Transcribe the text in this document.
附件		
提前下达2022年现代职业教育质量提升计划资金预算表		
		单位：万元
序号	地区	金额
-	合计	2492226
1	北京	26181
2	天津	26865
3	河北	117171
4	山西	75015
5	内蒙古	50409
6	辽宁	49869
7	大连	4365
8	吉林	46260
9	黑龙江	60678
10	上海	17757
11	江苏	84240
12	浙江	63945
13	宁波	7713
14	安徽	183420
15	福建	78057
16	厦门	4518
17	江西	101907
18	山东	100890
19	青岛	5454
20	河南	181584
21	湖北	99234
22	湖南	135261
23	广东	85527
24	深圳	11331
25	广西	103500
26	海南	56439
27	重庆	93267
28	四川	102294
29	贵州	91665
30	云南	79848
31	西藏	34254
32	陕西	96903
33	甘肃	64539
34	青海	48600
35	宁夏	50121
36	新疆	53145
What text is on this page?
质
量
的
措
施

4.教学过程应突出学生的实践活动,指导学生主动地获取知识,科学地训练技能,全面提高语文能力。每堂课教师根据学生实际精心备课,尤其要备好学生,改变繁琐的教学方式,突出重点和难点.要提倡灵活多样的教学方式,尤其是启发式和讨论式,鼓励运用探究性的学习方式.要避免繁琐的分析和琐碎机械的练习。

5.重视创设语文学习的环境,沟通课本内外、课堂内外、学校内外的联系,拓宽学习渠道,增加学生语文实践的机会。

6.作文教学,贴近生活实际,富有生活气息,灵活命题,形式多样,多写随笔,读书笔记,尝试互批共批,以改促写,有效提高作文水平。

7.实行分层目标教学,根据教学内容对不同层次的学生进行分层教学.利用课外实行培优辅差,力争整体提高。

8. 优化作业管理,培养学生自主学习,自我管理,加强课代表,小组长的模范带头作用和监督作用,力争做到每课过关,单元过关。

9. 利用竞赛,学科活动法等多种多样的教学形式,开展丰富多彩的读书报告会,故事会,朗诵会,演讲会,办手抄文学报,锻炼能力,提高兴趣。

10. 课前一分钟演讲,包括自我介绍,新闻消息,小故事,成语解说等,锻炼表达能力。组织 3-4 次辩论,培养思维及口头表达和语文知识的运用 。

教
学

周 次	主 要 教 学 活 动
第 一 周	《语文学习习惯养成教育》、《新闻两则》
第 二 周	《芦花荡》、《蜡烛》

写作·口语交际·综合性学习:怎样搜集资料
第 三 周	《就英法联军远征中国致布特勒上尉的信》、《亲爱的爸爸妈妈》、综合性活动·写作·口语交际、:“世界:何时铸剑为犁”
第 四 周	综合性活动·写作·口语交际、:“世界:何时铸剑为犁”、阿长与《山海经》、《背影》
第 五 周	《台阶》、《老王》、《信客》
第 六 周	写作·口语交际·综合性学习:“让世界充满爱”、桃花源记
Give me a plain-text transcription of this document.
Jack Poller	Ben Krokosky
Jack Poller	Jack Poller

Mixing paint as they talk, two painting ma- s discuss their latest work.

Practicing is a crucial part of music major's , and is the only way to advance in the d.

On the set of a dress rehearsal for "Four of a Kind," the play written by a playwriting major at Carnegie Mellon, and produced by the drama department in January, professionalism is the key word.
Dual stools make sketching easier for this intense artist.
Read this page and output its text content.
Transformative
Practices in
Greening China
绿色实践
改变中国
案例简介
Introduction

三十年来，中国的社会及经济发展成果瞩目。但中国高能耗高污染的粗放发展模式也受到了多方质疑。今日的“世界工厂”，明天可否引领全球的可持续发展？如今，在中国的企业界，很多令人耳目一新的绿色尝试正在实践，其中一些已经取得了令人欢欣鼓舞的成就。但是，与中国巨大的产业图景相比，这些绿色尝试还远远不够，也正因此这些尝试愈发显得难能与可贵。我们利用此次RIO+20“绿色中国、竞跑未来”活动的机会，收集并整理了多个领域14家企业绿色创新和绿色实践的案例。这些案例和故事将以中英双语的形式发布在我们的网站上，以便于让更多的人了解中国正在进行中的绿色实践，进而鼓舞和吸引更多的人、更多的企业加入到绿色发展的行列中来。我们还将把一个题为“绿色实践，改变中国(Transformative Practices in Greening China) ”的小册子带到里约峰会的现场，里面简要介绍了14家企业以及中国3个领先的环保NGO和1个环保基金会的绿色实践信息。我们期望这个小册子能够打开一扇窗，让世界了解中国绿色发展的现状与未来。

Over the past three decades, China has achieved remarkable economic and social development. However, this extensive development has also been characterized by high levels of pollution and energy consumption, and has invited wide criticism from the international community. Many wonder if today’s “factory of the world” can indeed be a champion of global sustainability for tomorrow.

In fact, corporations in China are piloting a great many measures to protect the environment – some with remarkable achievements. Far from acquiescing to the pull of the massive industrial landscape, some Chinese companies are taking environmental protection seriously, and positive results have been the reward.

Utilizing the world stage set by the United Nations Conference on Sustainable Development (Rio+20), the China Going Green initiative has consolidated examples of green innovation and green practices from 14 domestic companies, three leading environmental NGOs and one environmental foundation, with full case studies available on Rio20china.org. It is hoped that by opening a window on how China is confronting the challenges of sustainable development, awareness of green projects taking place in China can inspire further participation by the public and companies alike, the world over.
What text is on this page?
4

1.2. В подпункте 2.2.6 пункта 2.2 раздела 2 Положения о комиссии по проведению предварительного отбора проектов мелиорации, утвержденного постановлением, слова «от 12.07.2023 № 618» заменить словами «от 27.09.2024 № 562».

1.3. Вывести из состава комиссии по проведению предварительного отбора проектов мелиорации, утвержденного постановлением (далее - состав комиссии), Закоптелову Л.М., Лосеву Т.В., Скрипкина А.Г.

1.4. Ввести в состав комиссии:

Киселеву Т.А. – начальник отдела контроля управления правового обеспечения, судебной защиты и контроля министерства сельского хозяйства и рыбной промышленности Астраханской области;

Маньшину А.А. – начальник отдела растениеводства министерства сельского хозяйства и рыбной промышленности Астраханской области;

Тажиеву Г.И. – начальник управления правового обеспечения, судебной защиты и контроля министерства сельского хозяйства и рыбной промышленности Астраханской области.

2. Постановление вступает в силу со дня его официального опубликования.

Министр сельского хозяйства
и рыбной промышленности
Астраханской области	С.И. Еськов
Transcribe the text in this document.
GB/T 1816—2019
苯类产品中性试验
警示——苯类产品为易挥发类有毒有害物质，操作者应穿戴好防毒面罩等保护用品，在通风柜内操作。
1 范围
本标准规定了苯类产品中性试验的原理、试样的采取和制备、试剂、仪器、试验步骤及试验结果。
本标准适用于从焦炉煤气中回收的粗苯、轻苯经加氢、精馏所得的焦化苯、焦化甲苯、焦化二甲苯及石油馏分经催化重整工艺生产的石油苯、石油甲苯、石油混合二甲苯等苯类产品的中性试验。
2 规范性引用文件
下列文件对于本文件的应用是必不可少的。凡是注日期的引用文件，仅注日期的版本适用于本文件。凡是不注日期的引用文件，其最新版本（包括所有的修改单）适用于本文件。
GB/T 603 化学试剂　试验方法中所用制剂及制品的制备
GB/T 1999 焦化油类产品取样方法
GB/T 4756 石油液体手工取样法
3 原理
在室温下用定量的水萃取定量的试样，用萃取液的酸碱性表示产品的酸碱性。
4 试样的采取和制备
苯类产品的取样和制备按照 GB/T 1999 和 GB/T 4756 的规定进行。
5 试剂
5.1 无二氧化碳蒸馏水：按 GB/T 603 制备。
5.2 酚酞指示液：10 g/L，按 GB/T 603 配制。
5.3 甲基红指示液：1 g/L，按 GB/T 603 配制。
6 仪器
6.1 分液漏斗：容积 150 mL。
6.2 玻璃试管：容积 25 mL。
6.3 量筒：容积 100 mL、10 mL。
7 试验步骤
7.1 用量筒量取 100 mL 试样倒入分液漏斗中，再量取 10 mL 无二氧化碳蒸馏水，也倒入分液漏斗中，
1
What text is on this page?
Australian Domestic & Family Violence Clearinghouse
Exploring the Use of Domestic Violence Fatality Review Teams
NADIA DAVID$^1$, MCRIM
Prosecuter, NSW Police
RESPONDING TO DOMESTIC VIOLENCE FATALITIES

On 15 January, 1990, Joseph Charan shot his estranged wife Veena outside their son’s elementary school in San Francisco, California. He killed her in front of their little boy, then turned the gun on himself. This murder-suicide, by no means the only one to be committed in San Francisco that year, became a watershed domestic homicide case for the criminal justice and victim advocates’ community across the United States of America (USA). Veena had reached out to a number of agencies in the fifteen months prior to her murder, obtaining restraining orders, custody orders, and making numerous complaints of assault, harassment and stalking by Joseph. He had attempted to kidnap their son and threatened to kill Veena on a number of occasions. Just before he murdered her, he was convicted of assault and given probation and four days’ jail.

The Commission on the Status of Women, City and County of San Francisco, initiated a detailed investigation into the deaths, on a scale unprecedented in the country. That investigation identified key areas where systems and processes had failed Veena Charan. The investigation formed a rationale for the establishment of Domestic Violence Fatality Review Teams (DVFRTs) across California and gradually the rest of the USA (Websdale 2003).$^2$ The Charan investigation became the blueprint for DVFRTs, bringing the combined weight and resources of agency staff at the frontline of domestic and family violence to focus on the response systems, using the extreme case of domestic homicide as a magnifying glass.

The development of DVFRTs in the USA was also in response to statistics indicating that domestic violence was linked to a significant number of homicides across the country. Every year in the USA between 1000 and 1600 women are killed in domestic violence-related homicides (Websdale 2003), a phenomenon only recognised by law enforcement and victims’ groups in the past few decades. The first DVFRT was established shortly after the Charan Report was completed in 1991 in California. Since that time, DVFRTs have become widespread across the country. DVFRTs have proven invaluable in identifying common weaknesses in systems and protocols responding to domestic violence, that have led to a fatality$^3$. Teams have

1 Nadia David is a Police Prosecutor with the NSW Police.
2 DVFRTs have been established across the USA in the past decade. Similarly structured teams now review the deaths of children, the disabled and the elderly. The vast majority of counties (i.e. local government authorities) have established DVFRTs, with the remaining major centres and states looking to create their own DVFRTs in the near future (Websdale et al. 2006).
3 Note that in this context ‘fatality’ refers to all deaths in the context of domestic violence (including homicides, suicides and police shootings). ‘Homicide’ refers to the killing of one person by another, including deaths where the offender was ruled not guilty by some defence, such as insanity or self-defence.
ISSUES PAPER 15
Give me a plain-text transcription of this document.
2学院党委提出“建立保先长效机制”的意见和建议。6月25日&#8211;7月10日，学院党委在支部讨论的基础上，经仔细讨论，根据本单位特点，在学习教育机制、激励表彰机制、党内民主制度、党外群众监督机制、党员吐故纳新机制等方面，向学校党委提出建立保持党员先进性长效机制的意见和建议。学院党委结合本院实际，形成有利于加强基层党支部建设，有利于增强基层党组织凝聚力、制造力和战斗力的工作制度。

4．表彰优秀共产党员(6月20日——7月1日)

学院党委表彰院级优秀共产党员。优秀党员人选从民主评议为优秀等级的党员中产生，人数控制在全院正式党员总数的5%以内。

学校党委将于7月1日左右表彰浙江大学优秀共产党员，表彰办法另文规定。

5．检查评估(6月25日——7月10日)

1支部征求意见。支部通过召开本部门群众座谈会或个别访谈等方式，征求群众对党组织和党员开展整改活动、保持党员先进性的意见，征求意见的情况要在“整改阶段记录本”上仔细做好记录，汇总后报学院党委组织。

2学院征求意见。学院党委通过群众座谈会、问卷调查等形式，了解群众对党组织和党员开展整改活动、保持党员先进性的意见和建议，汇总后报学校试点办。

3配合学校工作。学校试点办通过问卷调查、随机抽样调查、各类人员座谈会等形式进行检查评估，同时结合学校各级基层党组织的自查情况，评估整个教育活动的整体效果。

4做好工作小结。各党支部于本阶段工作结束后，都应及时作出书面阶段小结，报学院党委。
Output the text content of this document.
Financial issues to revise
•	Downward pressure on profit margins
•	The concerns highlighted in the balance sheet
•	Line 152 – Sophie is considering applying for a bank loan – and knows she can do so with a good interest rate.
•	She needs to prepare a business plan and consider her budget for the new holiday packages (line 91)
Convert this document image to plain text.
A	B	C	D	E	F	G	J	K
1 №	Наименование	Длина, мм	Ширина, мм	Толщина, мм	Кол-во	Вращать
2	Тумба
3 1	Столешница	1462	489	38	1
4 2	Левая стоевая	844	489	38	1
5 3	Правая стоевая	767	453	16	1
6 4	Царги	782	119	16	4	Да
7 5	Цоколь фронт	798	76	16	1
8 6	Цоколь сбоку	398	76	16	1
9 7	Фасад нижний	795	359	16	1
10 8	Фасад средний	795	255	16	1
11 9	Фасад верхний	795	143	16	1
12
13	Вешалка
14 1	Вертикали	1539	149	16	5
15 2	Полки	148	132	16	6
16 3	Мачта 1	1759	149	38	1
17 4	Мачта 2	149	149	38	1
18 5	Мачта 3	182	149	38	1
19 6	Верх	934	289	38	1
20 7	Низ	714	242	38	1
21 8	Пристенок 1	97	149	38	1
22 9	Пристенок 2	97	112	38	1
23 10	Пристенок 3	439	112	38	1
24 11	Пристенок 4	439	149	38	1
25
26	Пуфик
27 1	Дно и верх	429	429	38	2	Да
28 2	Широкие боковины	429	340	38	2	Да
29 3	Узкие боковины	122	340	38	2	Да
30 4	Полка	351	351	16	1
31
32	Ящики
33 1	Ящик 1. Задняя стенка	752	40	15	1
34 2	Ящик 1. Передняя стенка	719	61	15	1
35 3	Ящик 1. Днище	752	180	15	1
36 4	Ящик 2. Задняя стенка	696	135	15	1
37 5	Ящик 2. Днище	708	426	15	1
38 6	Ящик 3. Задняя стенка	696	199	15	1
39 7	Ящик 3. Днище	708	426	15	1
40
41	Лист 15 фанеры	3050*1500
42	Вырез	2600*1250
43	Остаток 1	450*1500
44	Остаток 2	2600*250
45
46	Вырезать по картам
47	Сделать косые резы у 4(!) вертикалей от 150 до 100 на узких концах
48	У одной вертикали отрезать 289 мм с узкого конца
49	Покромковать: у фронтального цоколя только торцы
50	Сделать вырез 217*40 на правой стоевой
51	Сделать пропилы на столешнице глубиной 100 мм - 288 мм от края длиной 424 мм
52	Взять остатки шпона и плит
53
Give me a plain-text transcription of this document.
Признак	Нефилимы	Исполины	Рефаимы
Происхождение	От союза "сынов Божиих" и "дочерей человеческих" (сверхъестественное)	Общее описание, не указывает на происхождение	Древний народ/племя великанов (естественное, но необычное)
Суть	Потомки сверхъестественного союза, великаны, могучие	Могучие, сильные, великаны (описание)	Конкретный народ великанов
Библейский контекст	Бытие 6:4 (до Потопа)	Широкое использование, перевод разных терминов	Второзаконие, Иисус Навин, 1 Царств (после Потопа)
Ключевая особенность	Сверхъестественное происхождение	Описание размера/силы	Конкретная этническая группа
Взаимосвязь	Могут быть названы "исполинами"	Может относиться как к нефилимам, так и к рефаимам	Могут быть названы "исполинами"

::::::

__Exercise__
Copy every line that contains the string "their".

__Task result__
Mixing paint as they talk, two painting ma- s discuss their latest work.
On 15 January, 1990, Joseph Charan shot his estranged wife Veena outside their son’s elementary school in San Francisco, California. He killed her in front of their little boy, then turned the gun on himself. This murder-suicide, by no means the only one to be committed in San Francisco that year, became a watershed domestic homicide case for the criminal justice and victim advocates’ community across the United States of America (USA). Veena had reached out to a number of agencies in the fifteen months prior to her murder, obtaining restraining orders, custody orders, and making numerous complaints of assault, harassment and stalking by Joseph. He had attempted to kidnap their son and threatened to kill Veena on a number of occasions. Just before he murdered her, he was convicted of assault and given probation and four days’ jail.
2 DVFRTs have been established across the USA in the past decade. Similarly structured teams now review the deaths of children, the disabled and the elderly. The vast majority of counties (i.e. local government authorities) have established DVFRTs, with the remaining major centres and states looking to create their own DVFRTs in the near future (Websdale et al. 2006).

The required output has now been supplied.